[Items from a dataset]
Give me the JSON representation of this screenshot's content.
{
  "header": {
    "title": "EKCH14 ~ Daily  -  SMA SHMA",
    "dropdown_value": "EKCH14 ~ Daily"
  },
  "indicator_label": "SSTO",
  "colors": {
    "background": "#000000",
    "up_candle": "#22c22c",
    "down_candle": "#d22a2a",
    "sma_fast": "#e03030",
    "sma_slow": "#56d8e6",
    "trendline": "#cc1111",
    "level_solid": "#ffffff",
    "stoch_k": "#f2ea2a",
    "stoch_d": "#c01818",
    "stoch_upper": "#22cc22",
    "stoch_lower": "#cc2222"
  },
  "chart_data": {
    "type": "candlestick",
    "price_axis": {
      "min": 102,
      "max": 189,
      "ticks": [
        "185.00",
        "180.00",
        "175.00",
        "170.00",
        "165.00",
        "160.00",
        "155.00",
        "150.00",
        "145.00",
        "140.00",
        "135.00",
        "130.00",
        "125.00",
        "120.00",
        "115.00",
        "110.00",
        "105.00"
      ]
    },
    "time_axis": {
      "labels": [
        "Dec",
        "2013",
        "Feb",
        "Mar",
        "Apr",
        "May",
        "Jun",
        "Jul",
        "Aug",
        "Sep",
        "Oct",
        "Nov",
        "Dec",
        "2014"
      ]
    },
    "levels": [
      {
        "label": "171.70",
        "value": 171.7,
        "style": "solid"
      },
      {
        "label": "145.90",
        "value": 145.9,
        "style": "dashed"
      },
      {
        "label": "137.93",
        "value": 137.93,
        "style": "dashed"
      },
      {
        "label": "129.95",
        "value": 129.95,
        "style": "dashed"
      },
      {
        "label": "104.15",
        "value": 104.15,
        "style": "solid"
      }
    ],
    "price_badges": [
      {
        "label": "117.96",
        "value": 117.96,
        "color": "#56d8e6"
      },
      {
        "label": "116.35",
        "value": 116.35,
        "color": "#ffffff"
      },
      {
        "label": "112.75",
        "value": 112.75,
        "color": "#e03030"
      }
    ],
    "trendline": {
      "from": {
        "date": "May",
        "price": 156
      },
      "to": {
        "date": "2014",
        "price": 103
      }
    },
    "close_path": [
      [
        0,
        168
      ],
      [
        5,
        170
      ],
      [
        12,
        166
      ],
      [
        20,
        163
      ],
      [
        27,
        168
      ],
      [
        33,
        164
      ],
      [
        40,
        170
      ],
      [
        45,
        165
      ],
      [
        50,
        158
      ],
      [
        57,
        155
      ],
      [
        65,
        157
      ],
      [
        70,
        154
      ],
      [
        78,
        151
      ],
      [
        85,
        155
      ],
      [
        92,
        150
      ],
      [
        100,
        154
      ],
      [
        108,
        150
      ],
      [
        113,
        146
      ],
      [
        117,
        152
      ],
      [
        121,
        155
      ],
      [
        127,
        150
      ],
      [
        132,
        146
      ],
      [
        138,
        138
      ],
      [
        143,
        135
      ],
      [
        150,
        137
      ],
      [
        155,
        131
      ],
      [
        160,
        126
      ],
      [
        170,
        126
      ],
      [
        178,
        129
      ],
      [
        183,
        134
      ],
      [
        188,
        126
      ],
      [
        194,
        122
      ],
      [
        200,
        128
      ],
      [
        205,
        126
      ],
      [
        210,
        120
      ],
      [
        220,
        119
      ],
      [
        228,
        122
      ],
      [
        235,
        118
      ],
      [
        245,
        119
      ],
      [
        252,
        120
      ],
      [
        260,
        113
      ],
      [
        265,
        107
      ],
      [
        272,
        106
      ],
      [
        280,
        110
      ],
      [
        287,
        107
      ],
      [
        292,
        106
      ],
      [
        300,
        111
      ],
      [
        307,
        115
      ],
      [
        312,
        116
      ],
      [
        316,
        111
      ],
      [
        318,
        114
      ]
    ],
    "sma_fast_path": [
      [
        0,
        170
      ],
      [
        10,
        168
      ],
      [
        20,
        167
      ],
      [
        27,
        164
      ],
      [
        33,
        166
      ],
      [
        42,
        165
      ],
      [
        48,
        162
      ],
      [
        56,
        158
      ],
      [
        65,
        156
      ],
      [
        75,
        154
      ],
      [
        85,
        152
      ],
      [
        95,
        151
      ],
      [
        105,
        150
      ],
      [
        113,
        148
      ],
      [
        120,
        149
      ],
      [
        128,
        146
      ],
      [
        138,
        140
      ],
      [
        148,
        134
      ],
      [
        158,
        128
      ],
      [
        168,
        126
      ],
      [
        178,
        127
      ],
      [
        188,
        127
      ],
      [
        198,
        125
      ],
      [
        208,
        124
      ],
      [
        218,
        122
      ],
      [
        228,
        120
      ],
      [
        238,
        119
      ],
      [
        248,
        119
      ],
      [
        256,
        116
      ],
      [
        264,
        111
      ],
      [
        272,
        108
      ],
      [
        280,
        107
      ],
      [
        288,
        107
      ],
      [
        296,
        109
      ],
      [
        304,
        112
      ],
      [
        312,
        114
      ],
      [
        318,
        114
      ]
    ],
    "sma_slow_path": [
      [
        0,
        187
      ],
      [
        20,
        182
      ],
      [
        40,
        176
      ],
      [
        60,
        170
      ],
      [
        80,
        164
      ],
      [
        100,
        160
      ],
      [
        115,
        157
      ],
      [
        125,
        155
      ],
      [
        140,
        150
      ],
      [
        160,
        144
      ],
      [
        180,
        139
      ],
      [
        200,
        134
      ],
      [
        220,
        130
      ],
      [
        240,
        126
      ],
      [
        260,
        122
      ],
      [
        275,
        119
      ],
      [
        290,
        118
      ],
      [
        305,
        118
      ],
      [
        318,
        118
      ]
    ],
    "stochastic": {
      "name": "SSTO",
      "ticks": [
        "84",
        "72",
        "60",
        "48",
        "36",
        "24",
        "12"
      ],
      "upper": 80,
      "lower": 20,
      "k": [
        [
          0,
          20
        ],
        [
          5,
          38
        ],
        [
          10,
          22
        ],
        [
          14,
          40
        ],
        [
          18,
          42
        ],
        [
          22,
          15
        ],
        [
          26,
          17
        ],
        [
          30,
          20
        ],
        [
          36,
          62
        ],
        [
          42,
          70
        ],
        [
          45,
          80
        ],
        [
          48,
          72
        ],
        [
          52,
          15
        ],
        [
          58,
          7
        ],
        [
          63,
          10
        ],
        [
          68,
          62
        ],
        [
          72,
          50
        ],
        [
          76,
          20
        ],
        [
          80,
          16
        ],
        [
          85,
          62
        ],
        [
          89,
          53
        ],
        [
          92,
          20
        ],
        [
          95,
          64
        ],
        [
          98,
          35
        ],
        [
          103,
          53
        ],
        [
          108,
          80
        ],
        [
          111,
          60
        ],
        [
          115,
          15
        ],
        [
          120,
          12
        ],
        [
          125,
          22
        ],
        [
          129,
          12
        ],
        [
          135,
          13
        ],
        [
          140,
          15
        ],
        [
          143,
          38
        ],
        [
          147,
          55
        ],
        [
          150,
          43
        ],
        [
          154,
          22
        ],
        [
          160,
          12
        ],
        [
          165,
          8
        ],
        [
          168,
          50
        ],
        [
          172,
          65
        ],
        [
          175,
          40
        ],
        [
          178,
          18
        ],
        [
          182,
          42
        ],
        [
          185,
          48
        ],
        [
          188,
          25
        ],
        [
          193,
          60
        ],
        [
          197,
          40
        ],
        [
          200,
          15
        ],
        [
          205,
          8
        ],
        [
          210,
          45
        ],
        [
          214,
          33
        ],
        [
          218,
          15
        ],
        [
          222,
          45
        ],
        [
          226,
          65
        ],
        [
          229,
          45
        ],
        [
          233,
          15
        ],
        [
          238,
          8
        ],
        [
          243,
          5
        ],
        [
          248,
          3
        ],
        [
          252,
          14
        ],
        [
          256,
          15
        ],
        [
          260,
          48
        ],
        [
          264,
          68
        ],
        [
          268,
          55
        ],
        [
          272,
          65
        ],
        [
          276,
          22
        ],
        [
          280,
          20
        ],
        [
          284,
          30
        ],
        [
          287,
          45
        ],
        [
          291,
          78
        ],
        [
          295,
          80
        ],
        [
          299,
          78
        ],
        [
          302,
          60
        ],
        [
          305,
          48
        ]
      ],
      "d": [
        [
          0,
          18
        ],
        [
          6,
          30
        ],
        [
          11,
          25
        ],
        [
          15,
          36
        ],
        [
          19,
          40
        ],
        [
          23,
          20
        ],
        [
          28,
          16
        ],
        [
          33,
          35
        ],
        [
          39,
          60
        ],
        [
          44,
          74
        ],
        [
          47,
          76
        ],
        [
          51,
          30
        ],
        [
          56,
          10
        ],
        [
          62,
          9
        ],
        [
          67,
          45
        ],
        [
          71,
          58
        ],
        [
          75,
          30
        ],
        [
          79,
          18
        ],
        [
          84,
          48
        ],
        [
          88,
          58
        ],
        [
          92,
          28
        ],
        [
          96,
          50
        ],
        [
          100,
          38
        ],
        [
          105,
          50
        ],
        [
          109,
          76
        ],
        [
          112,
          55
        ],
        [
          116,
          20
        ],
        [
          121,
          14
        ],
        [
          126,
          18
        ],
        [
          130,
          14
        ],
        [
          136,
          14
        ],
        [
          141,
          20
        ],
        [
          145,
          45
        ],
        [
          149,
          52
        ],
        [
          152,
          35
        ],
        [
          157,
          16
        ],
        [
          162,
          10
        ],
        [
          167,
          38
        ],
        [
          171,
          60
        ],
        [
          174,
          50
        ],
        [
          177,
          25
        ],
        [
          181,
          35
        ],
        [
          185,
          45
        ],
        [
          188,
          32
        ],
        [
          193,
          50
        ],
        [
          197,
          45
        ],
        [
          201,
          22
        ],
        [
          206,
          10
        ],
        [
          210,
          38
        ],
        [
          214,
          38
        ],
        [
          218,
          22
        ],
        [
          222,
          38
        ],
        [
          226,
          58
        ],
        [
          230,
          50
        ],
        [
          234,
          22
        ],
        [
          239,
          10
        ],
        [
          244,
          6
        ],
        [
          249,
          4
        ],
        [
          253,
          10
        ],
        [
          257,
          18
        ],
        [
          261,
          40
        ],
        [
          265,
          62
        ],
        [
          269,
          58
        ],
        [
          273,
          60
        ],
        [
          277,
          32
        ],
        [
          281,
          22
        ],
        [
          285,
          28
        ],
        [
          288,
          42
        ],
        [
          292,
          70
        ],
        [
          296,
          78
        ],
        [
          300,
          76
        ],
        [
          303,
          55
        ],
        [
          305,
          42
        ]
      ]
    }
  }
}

TASK PROMPT:
Copy out each line that contains the word "Daily".

TASK RESPONSE:
    "title": "EKCH14 ~ Daily  -  SMA SHMA",
    "dropdown_value": "EKCH14 ~ Daily"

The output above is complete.